----- Data for processing
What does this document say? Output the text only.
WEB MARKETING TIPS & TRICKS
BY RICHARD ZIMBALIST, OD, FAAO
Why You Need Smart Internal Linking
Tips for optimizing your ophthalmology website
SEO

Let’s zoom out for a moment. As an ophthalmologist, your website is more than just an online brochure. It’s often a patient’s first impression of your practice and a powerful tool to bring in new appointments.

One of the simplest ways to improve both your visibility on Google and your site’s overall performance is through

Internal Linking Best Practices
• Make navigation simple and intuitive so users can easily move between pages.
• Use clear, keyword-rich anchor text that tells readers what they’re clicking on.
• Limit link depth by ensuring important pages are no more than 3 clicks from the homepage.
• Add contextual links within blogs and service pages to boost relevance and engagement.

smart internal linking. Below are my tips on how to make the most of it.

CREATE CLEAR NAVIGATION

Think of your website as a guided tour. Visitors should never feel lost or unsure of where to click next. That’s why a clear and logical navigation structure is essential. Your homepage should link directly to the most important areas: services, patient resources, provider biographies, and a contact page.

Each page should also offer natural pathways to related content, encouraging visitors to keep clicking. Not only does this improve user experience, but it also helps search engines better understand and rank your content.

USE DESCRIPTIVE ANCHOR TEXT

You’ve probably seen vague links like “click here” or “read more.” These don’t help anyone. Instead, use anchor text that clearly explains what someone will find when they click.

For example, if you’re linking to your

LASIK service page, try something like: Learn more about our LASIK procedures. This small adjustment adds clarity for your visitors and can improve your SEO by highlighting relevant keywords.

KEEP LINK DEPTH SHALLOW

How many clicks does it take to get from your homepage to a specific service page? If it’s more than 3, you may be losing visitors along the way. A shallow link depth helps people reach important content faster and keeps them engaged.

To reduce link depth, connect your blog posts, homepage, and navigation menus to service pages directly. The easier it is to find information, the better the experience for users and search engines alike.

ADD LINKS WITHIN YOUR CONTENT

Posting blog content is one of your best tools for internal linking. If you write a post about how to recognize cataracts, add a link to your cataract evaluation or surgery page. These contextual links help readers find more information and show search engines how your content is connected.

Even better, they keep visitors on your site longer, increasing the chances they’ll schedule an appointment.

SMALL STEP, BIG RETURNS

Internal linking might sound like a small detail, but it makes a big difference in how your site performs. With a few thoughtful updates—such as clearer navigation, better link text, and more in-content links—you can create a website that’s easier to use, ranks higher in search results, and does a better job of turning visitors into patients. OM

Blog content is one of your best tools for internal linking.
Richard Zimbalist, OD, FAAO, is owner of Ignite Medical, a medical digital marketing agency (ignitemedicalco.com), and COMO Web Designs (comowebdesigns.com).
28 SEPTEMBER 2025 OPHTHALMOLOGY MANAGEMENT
----------
Gather and copy every line of the data in which the string "users" is found.

• Written solution
• Make navigation simple and intuitive so users can easily move between pages.
To reduce link depth, connect your blog posts, homepage, and navigation menus to service pages directly. The easier it is to find information, the better the experience for users and search engines alike.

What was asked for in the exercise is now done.